## Start The records

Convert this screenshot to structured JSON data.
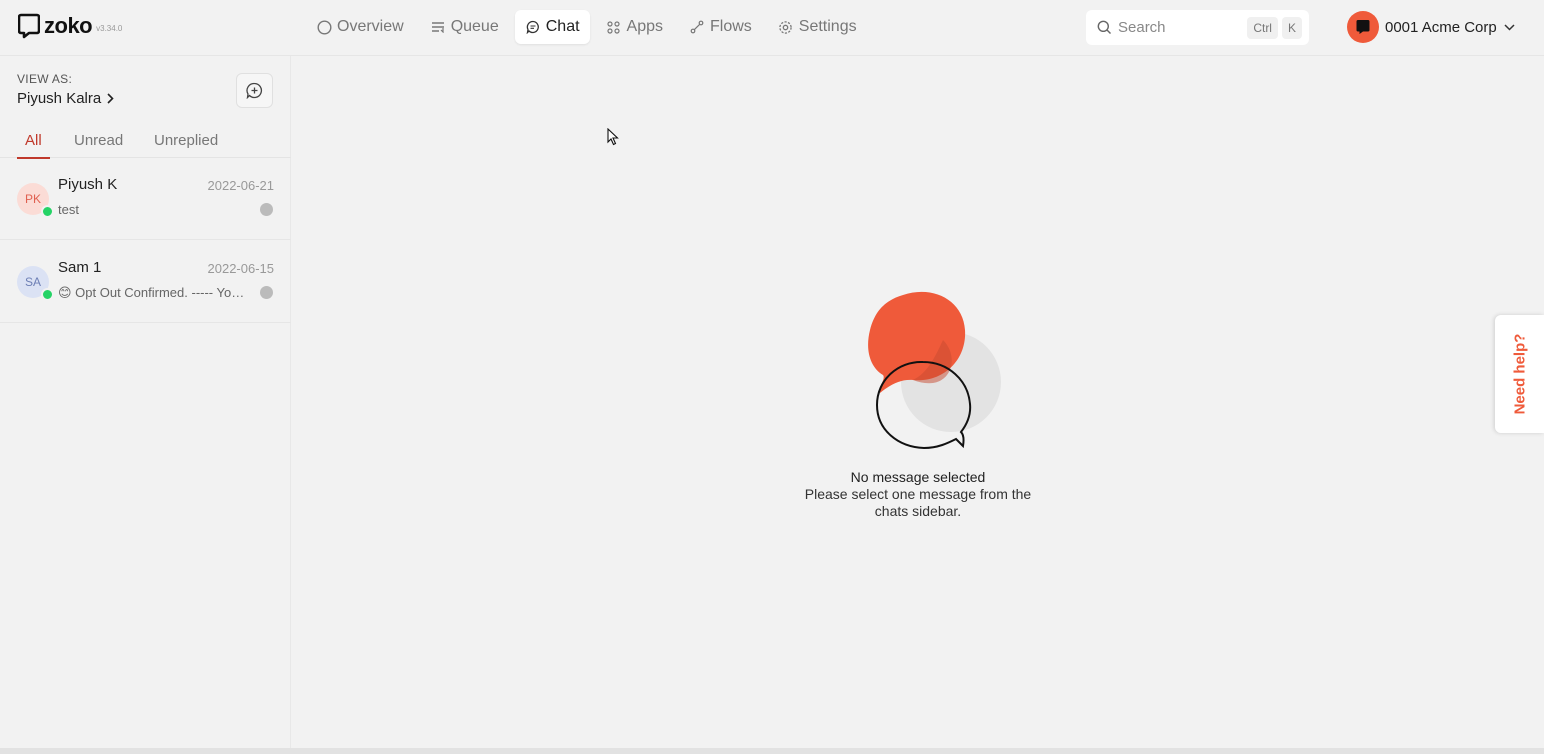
{
  "app": {
    "logo_text": "zoko",
    "version": "v3.34.0"
  },
  "nav": {
    "items": [
      {
        "label": "Overview",
        "icon": "circle-icon"
      },
      {
        "label": "Queue",
        "icon": "queue-icon"
      },
      {
        "label": "Chat",
        "icon": "chat-icon",
        "active": true
      },
      {
        "label": "Apps",
        "icon": "apps-icon"
      },
      {
        "label": "Flows",
        "icon": "flows-icon"
      },
      {
        "label": "Settings",
        "icon": "gear-icon"
      }
    ]
  },
  "search": {
    "placeholder": "Search",
    "shortcut_mod": "Ctrl",
    "shortcut_key": "K"
  },
  "account": {
    "name": "0001 Acme Corp"
  },
  "sidebar": {
    "view_as_label": "VIEW AS:",
    "view_as_user": "Piyush Kalra",
    "tabs": [
      {
        "label": "All",
        "active": true
      },
      {
        "label": "Unread"
      },
      {
        "label": "Unreplied"
      }
    ],
    "conversations": [
      {
        "initials": "PK",
        "name": "Piyush K",
        "date": "2022-06-21",
        "preview": "test"
      },
      {
        "initials": "SA",
        "name": "Sam 1",
        "date": "2022-06-15",
        "preview": "😊 Opt Out Confirmed. ----- You have been opted out"
      }
    ]
  },
  "empty_state": {
    "title": "No message selected",
    "subtitle_line1": "Please select one message from the",
    "subtitle_line2": "chats sidebar."
  },
  "help": {
    "label": "Need help?"
  },
  "colors": {
    "brand": "#ef5a3a",
    "active_tab": "#c0392b",
    "whatsapp": "#25d366"
  }
}
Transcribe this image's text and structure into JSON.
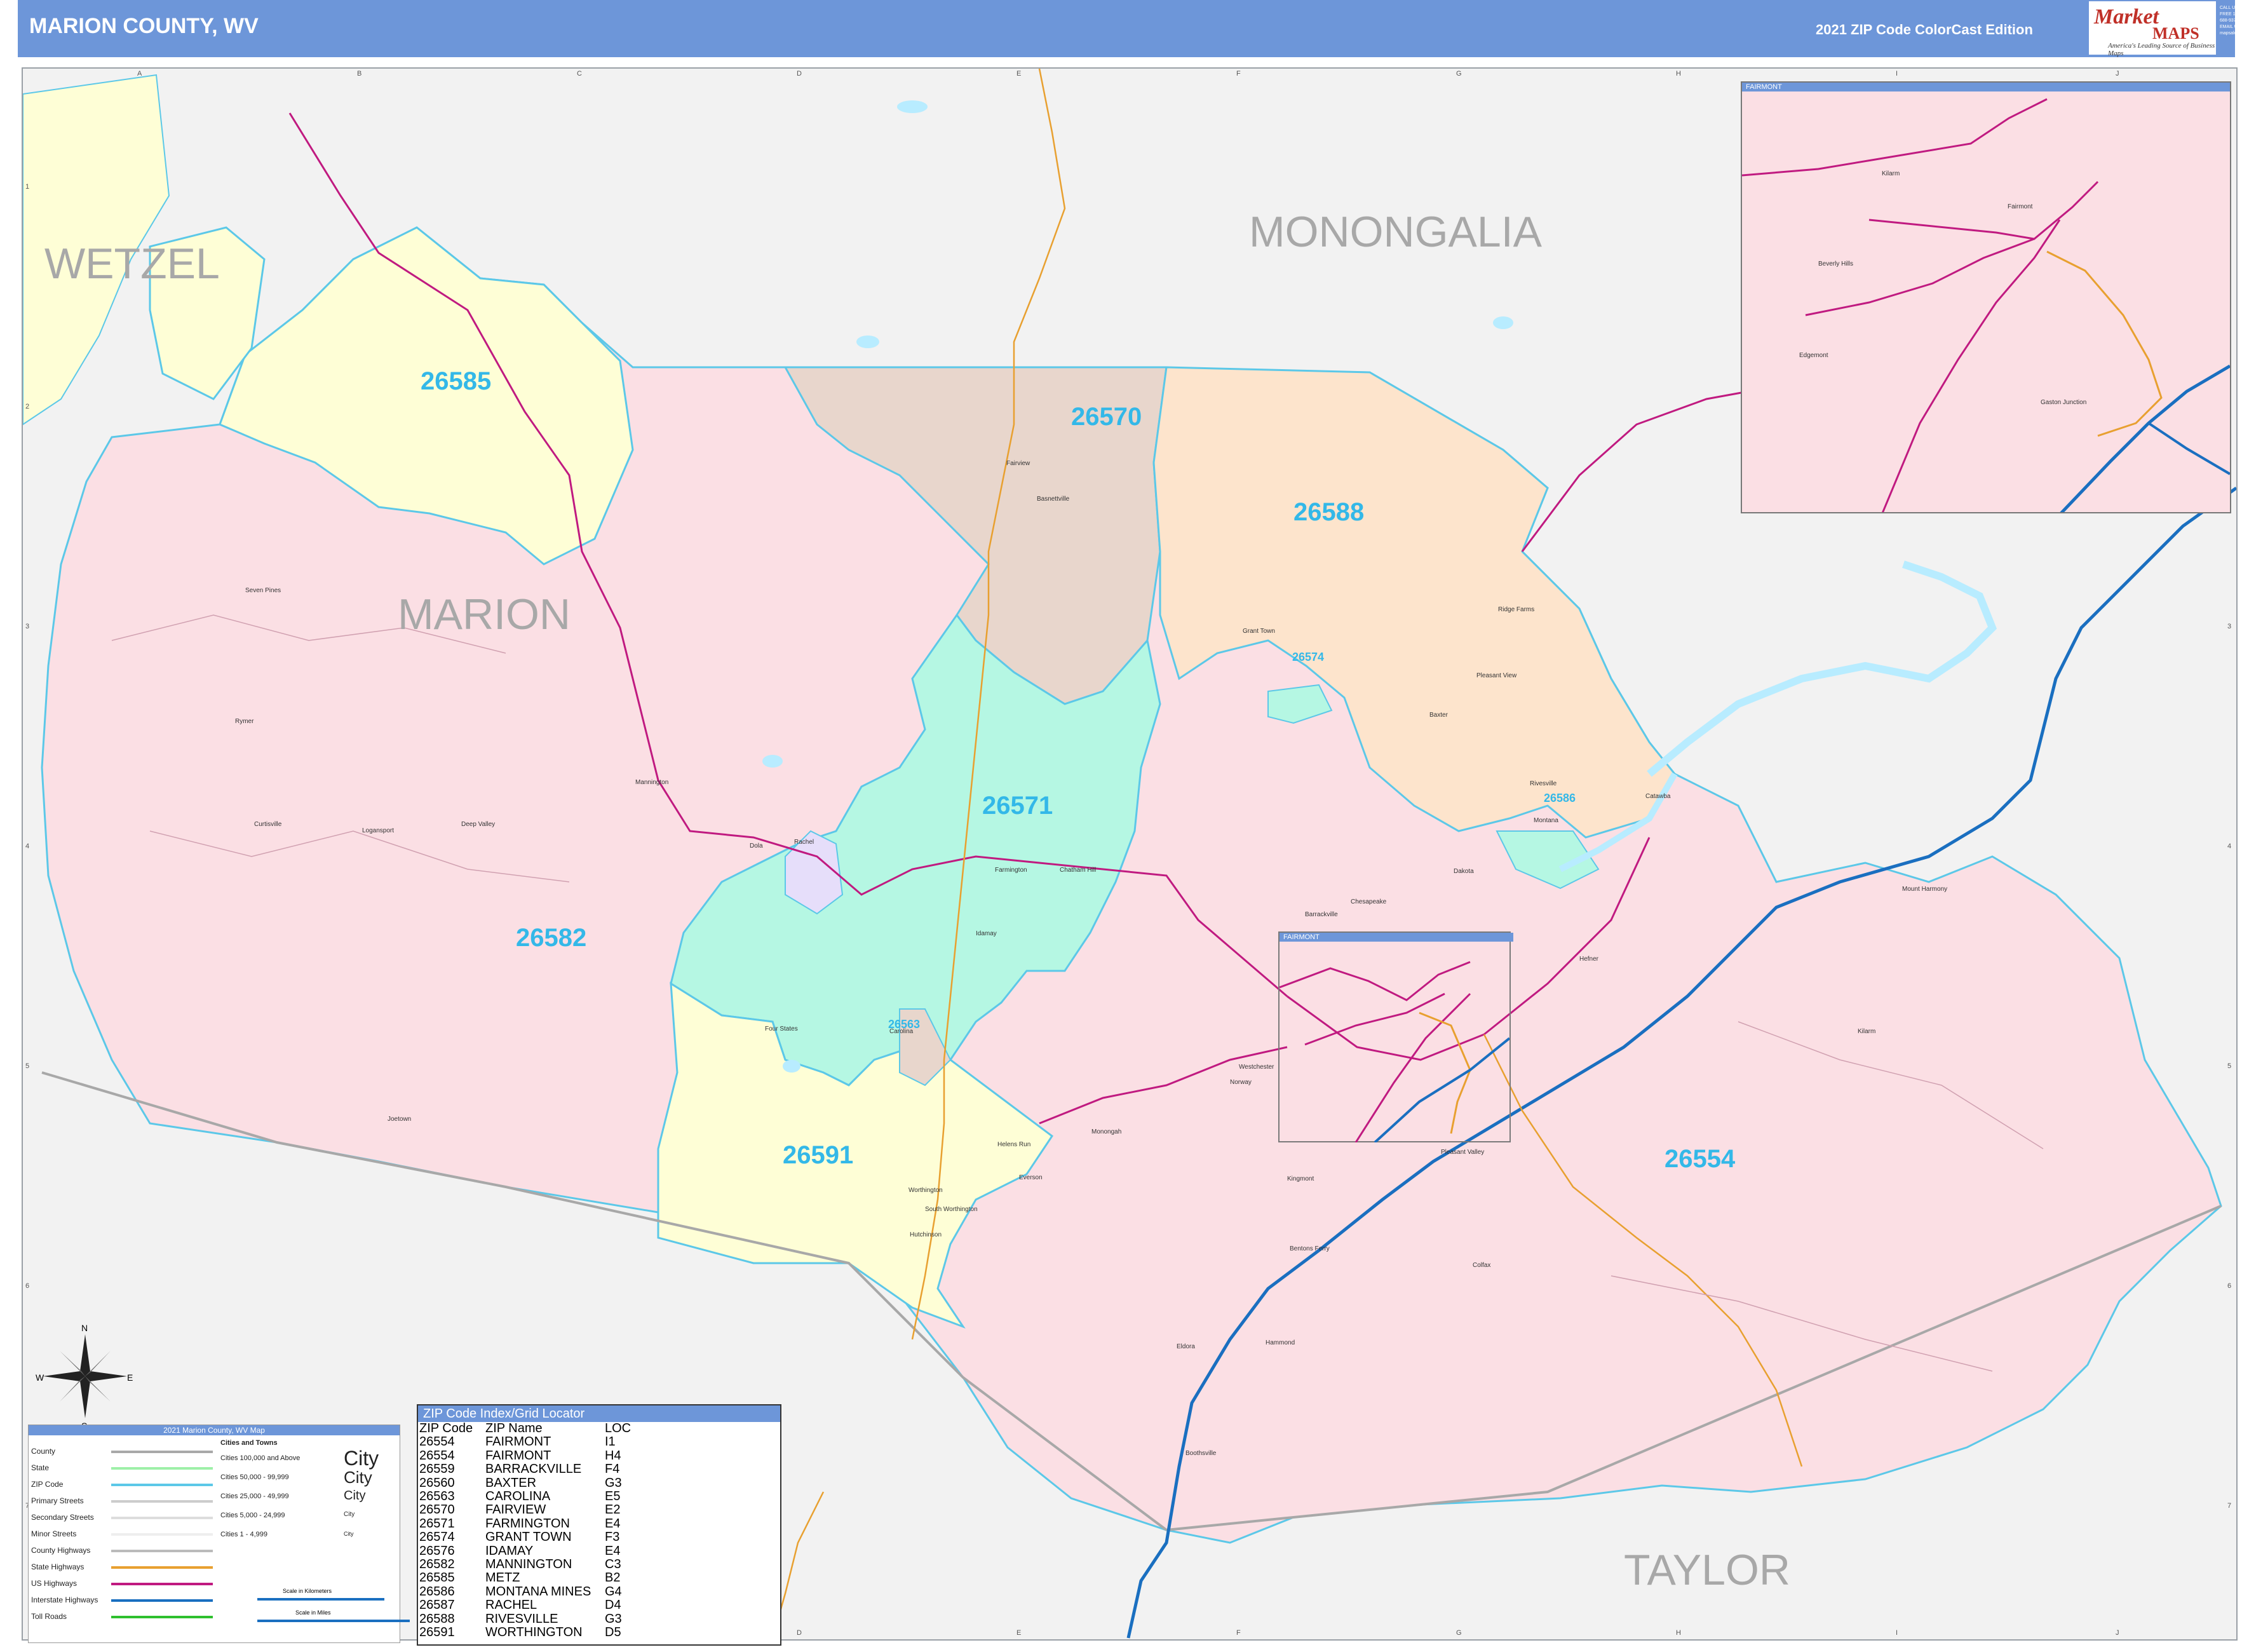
{
  "header": {
    "title": "MARION COUNTY, WV",
    "edition": "2021 ZIP Code ColorCast Edition",
    "logo_line1": "Market",
    "logo_line2": "MAPS",
    "logo_tagline": "America's Leading Source of Business Maps",
    "contact": "CALL US TOLL FREE 1-800-688-9370 EMAIL US AT mapsales@marketmaps.com"
  },
  "counties": {
    "wetzel": "WETZEL",
    "monongalia": "MONONGALIA",
    "marion": "MARION",
    "taylor": "TAYLOR"
  },
  "zips": {
    "z26585": "26585",
    "z26570": "26570",
    "z26588": "26588",
    "z26571": "26571",
    "z26582": "26582",
    "z26591": "26591",
    "z26554": "26554",
    "z26574": "26574",
    "z26586": "26586",
    "z26563": "26563"
  },
  "places": {
    "seven_pines": "Seven Pines",
    "rymer": "Rymer",
    "curtisville": "Curtisville",
    "logansport": "Logansport",
    "deep_valley": "Deep Valley",
    "mannington": "Mannington",
    "dola": "Dola",
    "rachel": "Rachel",
    "fairview": "Fairview",
    "basnettville": "Basnettville",
    "grant_town": "Grant Town",
    "baxter": "Baxter",
    "pleasant_view": "Pleasant View",
    "ridge_farms": "Ridge Farms",
    "rivesville": "Rivesville",
    "montana": "Montana",
    "catawba": "Catawba",
    "farmington": "Farmington",
    "chatham_hill": "Chatham Hill",
    "idamay": "Idamay",
    "carolina": "Carolina",
    "four_states": "Four States",
    "joetown": "Joetown",
    "worthington": "Worthington",
    "south_worthington": "South Worthington",
    "hutchinson": "Hutchinson",
    "helens_run": "Helens Run",
    "monongah": "Monongah",
    "everson": "Everson",
    "norway": "Norway",
    "westchester": "Westchester",
    "barrackville": "Barrackville",
    "chesapeake": "Chesapeake",
    "dakota": "Dakota",
    "mount_harmony": "Mount Harmony",
    "pleasant_valley": "Pleasant Valley",
    "kingmont": "Kingmont",
    "benton_ferry": "Bentons Ferry",
    "colfax": "Colfax",
    "hammond": "Hammond",
    "eldora": "Eldora",
    "boothsville": "Boothsville",
    "hefner": "Hefner",
    "gaston": "Gaston Junction",
    "edgemont": "Edgemont",
    "beverly_hills": "Beverly Hills",
    "fairmont": "Fairmont",
    "kilarm": "Kilarm"
  },
  "inset": {
    "title": "FAIRMONT"
  },
  "locator": {
    "title": "FAIRMONT"
  },
  "grid": {
    "cols": [
      "A",
      "B",
      "C",
      "D",
      "E",
      "F",
      "G",
      "H",
      "I",
      "J"
    ],
    "rows": [
      "1",
      "2",
      "3",
      "4",
      "5",
      "6",
      "7"
    ]
  },
  "zip_index": {
    "title": "ZIP Code Index/Grid Locator",
    "headers": [
      "ZIP Code",
      "ZIP Name",
      "LOC"
    ],
    "rows": [
      [
        "26554",
        "FAIRMONT",
        "I1"
      ],
      [
        "26554",
        "FAIRMONT",
        "H4"
      ],
      [
        "26559",
        "BARRACKVILLE",
        "F4"
      ],
      [
        "26560",
        "BAXTER",
        "G3"
      ],
      [
        "26563",
        "CAROLINA",
        "E5"
      ],
      [
        "26570",
        "FAIRVIEW",
        "E2"
      ],
      [
        "26571",
        "FARMINGTON",
        "E4"
      ],
      [
        "26574",
        "GRANT TOWN",
        "F3"
      ],
      [
        "26576",
        "IDAMAY",
        "E4"
      ],
      [
        "26582",
        "MANNINGTON",
        "C3"
      ],
      [
        "26585",
        "METZ",
        "B2"
      ],
      [
        "26586",
        "MONTANA MINES",
        "G4"
      ],
      [
        "26587",
        "RACHEL",
        "D4"
      ],
      [
        "26588",
        "RIVESVILLE",
        "G3"
      ],
      [
        "26591",
        "WORTHINGTON",
        "D5"
      ]
    ]
  },
  "legend": {
    "title": "2021 Marion County, WV Map",
    "rows": [
      "County",
      "State",
      "ZIP Code",
      "Primary Streets",
      "Secondary Streets",
      "Minor Streets",
      "County Highways",
      "State Highways",
      "US Highways",
      "Interstate Highways",
      "Toll Roads"
    ],
    "city_title": "Cities and Towns",
    "city_rows": [
      "Cities 100,000 and Above",
      "Cities 50,000 - 99,999",
      "Cities 25,000 - 49,999",
      "Cities 5,000 - 24,999",
      "Cities 1 - 4,999"
    ],
    "city_samples": [
      "City",
      "City",
      "City",
      "City",
      "City"
    ],
    "scale_km": "Scale in Kilometers",
    "scale_mi": "Scale in Miles"
  },
  "compass": {
    "n": "N",
    "s": "S",
    "e": "E",
    "w": "W"
  },
  "colors": {
    "header": "#6d96d9",
    "outside": "#f2f2f2",
    "pink": "#fbdfe4",
    "yellow": "#fefed6",
    "tan": "#e8d6cc",
    "peach": "#fde4cc",
    "mint": "#b5f7e3",
    "lavender": "#e6defa",
    "zip_text": "#33b8e8",
    "us_highway": "#c01a80",
    "interstate": "#1a6fc0",
    "state_highway": "#e8a030"
  }
}
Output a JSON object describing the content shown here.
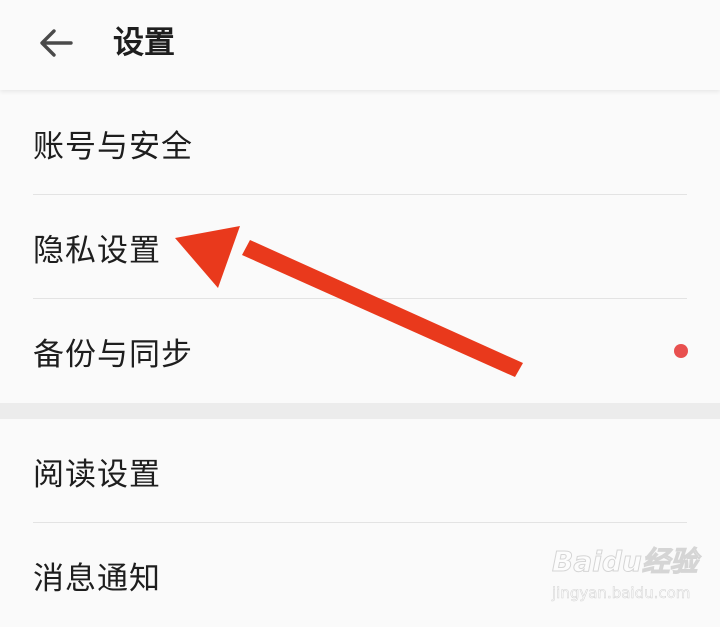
{
  "header": {
    "back_icon": "arrow-left-icon",
    "title": "设置"
  },
  "groups": [
    {
      "items": [
        {
          "label": "账号与安全"
        },
        {
          "label": "隐私设置"
        },
        {
          "label": "备份与同步",
          "badge": "red-dot"
        }
      ]
    },
    {
      "items": [
        {
          "label": "阅读设置"
        },
        {
          "label": "消息通知"
        }
      ]
    }
  ],
  "annotation": {
    "type": "red-arrow",
    "color": "#e9391c",
    "points_to": "隐私设置"
  },
  "watermark": {
    "brand": "Baidu经验",
    "url": "jingyan.baidu.com"
  },
  "colors": {
    "background": "#fafafa",
    "divider": "#e3e3e3",
    "group_gap": "#ececec",
    "badge": "#e8504f"
  }
}
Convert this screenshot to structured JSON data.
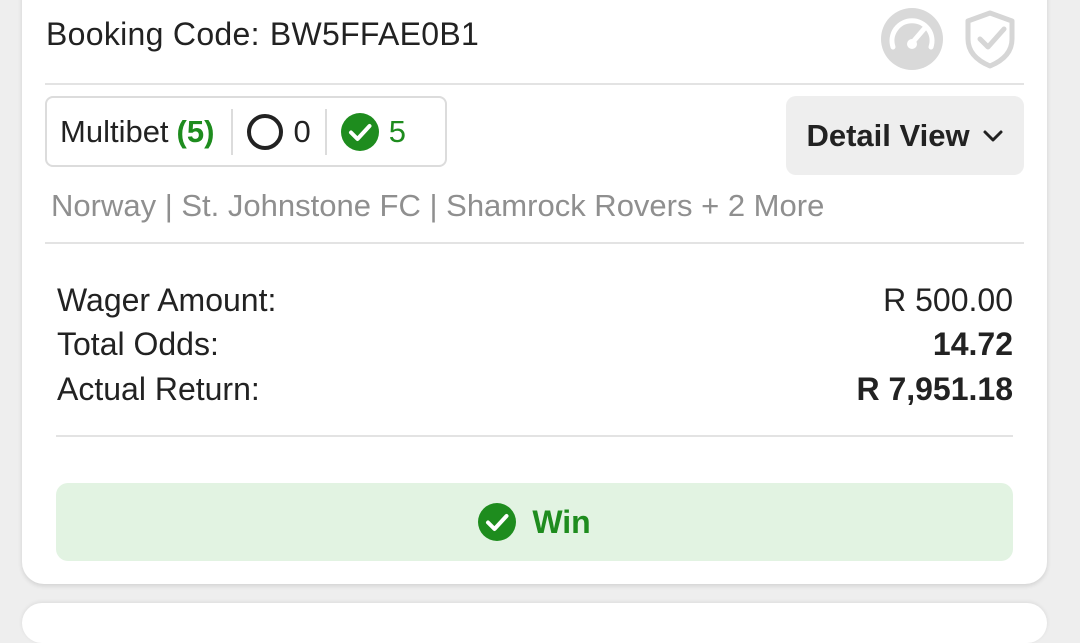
{
  "booking": {
    "label": "Booking Code:",
    "code": "BW5FFAE0B1"
  },
  "header_icons": {
    "speed": "speedometer-icon",
    "shield": "shield-check-icon"
  },
  "multibet": {
    "label": "Multibet",
    "count": "(5)",
    "pending_count": "0",
    "won_count": "5"
  },
  "detail_view": {
    "label": "Detail View",
    "icon": "chevron-down-icon"
  },
  "teams": "Norway | St. Johnstone FC | Shamrock Rovers + 2 More",
  "summary": {
    "wager_label": "Wager Amount:",
    "wager_value": "R 500.00",
    "odds_label": "Total Odds:",
    "odds_value": "14.72",
    "return_label": "Actual Return:",
    "return_value": "R 7,951.18"
  },
  "result": {
    "label": "Win",
    "icon": "check-circle-icon"
  },
  "colors": {
    "green": "#1e8c1e",
    "win_bg": "#e2f3e2",
    "muted": "#8f8f8f"
  }
}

## End The records

● Short problem: For each line of the listing that holds the word "Norway", show that line.

● Task solution:
    "norway": "Norway",
  "teams": "Norway | St. Johnstone FC | Shamrock Rovers + 2 More",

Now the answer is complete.